## [Task directions]
Below are the records; copy each line in them that holds the word "обращения".
##### Records provided
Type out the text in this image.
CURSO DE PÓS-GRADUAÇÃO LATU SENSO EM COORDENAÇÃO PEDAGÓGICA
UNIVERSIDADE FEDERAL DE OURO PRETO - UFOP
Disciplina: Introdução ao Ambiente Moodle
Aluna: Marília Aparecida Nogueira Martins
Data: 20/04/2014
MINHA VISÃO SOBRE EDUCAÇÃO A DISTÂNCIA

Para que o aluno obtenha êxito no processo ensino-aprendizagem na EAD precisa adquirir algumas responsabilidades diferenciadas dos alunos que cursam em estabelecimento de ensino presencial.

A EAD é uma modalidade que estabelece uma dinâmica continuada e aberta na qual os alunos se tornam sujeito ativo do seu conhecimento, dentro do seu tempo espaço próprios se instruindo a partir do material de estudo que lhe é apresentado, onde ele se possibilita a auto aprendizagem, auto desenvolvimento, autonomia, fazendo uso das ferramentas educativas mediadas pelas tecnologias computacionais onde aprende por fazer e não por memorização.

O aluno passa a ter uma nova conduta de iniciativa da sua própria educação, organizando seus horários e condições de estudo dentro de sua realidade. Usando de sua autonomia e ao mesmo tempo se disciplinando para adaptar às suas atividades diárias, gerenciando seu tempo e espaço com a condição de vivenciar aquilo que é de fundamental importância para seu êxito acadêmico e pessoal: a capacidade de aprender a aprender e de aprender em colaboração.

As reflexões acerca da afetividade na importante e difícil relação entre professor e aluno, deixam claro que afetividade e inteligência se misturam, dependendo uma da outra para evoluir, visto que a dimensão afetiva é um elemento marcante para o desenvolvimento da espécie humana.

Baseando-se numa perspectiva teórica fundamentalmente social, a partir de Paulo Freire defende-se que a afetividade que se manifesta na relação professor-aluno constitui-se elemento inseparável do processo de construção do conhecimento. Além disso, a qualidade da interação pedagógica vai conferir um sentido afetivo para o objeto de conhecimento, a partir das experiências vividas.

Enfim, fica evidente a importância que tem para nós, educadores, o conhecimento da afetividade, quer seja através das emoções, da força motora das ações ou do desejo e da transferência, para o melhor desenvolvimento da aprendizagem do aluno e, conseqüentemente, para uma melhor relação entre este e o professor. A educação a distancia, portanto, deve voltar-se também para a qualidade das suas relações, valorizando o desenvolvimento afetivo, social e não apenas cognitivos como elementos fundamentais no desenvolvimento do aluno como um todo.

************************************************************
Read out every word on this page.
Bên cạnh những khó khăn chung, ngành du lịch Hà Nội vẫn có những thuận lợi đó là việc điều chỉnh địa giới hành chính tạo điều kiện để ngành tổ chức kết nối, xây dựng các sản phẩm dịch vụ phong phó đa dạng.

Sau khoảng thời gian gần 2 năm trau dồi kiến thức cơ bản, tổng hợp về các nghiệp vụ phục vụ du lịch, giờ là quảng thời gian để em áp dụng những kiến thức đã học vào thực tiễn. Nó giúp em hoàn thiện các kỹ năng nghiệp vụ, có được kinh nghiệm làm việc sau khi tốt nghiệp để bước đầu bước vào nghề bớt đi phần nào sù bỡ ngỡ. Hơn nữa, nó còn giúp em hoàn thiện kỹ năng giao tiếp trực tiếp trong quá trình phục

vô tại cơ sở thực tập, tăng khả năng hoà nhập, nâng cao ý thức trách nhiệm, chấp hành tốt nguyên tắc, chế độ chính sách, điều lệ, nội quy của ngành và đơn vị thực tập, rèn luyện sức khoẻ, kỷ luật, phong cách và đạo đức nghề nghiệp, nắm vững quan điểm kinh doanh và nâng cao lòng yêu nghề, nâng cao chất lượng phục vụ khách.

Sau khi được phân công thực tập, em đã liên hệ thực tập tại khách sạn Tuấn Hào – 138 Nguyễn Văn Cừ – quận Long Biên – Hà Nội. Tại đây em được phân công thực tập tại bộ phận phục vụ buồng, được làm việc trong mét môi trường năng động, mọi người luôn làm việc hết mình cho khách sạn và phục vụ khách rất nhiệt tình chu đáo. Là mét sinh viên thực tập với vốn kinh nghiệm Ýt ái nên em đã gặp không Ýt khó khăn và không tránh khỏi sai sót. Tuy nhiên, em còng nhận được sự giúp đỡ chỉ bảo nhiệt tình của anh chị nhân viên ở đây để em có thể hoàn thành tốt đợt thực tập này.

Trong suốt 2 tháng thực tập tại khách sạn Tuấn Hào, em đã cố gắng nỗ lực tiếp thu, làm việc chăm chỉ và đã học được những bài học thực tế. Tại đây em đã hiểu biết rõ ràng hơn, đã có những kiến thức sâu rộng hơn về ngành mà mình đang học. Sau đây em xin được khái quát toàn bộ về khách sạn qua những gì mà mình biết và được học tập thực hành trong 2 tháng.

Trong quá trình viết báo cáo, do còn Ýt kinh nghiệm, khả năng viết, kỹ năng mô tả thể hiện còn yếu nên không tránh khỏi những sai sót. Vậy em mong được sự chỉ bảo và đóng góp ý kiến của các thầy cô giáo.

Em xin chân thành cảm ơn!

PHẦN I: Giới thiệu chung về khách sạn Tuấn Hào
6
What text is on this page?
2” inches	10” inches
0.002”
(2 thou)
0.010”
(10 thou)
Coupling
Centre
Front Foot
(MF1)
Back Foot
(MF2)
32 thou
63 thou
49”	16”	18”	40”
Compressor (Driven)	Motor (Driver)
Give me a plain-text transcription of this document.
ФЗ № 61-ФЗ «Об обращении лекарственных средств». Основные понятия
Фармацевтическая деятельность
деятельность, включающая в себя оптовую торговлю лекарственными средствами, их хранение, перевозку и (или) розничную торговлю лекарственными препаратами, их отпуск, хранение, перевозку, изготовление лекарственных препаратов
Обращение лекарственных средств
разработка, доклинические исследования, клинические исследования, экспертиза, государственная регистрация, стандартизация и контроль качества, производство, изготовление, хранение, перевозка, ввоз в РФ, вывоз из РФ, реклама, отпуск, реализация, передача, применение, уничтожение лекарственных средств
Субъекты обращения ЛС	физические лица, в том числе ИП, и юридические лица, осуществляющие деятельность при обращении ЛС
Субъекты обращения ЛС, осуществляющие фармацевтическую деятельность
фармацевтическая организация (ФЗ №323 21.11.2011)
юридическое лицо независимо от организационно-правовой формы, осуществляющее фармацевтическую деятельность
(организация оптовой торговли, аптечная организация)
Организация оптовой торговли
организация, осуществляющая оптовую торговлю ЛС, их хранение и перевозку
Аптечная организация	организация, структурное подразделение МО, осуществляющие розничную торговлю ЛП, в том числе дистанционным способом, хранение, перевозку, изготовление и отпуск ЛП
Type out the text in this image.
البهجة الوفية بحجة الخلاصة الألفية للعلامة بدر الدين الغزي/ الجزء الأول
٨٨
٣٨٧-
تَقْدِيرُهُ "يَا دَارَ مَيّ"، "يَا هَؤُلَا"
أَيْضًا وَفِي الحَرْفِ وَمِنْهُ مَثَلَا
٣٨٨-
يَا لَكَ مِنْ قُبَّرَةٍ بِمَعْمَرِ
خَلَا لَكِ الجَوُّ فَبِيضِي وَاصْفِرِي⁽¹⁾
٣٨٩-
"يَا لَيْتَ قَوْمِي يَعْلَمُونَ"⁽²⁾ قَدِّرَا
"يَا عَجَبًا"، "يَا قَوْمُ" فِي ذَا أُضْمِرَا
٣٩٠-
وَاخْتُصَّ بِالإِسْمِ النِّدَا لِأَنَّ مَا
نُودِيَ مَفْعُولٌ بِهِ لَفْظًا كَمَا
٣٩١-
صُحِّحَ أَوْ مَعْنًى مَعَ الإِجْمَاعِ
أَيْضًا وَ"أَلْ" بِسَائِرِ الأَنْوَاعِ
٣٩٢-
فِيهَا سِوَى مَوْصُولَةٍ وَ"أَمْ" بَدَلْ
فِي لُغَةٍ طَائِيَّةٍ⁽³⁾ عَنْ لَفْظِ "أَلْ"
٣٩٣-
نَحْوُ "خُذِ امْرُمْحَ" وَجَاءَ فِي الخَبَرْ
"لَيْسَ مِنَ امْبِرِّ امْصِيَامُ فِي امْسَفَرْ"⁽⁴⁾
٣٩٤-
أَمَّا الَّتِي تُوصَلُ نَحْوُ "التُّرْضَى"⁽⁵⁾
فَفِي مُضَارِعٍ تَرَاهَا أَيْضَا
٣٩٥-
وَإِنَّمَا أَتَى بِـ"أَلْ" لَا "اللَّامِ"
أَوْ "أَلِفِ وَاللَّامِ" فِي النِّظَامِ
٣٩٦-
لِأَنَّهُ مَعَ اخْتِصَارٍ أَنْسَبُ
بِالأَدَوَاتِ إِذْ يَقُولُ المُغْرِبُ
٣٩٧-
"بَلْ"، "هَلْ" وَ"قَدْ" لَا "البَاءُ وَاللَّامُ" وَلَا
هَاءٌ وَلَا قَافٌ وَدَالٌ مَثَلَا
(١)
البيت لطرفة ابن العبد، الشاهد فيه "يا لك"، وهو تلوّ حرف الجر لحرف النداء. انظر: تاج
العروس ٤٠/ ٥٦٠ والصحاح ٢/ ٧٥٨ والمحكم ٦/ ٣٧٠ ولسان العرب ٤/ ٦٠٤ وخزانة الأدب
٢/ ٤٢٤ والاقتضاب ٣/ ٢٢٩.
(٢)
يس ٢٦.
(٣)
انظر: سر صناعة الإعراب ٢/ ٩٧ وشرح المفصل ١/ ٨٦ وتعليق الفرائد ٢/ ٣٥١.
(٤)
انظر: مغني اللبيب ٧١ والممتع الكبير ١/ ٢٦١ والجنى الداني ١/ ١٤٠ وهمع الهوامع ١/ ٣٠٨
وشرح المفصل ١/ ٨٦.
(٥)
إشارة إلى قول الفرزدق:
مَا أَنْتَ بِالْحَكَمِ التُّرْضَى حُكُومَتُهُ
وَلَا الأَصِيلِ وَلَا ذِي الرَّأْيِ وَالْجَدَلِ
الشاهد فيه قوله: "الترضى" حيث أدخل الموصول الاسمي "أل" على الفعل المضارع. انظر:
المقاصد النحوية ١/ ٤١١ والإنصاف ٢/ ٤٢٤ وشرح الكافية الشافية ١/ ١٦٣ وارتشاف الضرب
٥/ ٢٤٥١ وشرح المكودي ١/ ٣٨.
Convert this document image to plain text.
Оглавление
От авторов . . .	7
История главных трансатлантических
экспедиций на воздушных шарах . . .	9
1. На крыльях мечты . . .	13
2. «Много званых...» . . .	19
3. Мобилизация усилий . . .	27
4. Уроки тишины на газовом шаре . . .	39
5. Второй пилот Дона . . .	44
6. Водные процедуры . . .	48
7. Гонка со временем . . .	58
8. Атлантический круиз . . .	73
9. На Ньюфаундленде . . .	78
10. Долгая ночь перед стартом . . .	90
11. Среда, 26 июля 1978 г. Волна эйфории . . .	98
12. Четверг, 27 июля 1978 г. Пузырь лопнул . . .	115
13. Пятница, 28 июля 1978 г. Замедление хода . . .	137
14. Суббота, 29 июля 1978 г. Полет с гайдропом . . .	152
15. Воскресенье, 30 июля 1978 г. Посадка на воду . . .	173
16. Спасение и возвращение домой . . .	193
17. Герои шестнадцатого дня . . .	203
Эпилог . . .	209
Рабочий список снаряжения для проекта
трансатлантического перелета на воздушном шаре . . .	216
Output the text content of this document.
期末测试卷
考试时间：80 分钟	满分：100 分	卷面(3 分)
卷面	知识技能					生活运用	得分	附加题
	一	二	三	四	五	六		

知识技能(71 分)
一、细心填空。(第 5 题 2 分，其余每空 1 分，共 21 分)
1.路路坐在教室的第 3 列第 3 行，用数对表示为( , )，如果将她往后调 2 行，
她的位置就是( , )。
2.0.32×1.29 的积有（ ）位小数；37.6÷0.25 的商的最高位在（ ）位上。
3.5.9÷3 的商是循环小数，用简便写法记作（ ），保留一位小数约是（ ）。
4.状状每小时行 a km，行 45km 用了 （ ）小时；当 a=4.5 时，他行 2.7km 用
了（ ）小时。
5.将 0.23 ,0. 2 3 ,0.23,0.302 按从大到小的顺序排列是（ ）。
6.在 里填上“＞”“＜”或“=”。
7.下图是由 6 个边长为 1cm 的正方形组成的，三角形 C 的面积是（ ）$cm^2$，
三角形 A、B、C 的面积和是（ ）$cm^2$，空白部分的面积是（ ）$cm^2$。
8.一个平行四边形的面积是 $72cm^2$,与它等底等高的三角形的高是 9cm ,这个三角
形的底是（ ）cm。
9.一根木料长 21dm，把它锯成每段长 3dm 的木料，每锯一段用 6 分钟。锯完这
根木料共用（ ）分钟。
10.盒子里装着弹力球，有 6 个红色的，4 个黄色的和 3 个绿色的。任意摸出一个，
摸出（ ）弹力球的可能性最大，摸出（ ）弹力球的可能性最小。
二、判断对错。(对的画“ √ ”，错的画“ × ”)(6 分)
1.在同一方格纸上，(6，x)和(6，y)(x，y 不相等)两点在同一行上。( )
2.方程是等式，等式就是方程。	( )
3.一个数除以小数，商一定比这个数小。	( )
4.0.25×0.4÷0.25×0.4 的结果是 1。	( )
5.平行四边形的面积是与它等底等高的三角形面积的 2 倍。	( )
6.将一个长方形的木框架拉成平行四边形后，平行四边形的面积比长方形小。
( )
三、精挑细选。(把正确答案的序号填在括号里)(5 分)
##########
## [In response]
Субъекты обращения ЛС	физические лица, в том числе ИП, и юридические лица, осуществляющие деятельность при обращении ЛС
Субъекты обращения ЛС, осуществляющие фармацевтическую деятельность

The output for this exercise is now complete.